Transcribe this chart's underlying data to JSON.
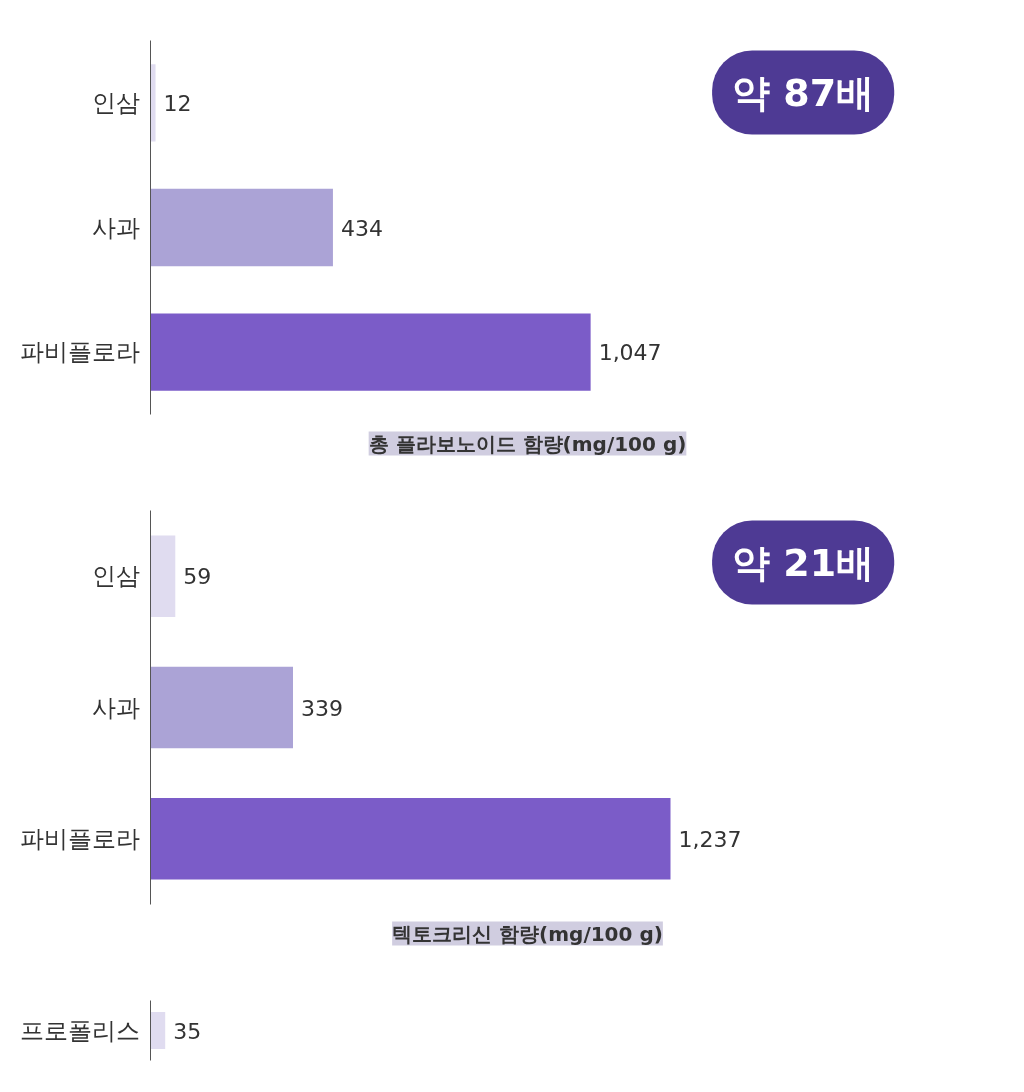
{
  "chart_data": [
    {
      "type": "bar",
      "orientation": "horizontal",
      "categories": [
        "인삼",
        "사과",
        "파비플로라"
      ],
      "values": [
        12,
        434,
        1047
      ],
      "value_labels": [
        "12",
        "434",
        "1,047"
      ],
      "colors": [
        "#e0dcf0",
        "#aba3d6",
        "#7b5cc8"
      ],
      "xlabel": "총 플라보노이드 함량(mg/100 g)",
      "annotations": [
        "약 87배"
      ]
    },
    {
      "type": "bar",
      "orientation": "horizontal",
      "categories": [
        "인삼",
        "사과",
        "파비플로라"
      ],
      "values": [
        59,
        339,
        1237
      ],
      "value_labels": [
        "59",
        "339",
        "1,237"
      ],
      "colors": [
        "#e0dcf0",
        "#aba3d6",
        "#7b5cc8"
      ],
      "xlabel": "텍토크리신 함량(mg/100 g)",
      "annotations": [
        "약 21배"
      ]
    },
    {
      "type": "bar",
      "orientation": "horizontal",
      "categories": [
        "프로폴리스"
      ],
      "values": [
        35
      ],
      "colors": [
        "#e0dcf0"
      ],
      "value_labels": [
        "35"
      ]
    }
  ]
}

· · · · · · ·

Goal:
Take the listing above and print it exactly, apart from the pictures.

Reply:
Transcribe this chart's underlying data to JSON.
{
  "chart_data": [
    {
      "type": "bar",
      "orientation": "horizontal",
      "categories": [
        "인삼",
        "사과",
        "파비플로라"
      ],
      "values": [
        12,
        434,
        1047
      ],
      "value_labels": [
        "12",
        "434",
        "1,047"
      ],
      "colors": [
        "#e0dcf0",
        "#aba3d6",
        "#7b5cc8"
      ],
      "xlabel": "총 플라보노이드 함량(mg/100 g)",
      "annotations": [
        "약 87배"
      ]
    },
    {
      "type": "bar",
      "orientation": "horizontal",
      "categories": [
        "인삼",
        "사과",
        "파비플로라"
      ],
      "values": [
        59,
        339,
        1237
      ],
      "value_labels": [
        "59",
        "339",
        "1,237"
      ],
      "colors": [
        "#e0dcf0",
        "#aba3d6",
        "#7b5cc8"
      ],
      "xlabel": "텍토크리신 함량(mg/100 g)",
      "annotations": [
        "약 21배"
      ]
    },
    {
      "type": "bar",
      "orientation": "horizontal",
      "categories": [
        "프로폴리스"
      ],
      "values": [
        35
      ],
      "colors": [
        "#e0dcf0"
      ],
      "value_labels": [
        "35"
      ]
    }
  ]
}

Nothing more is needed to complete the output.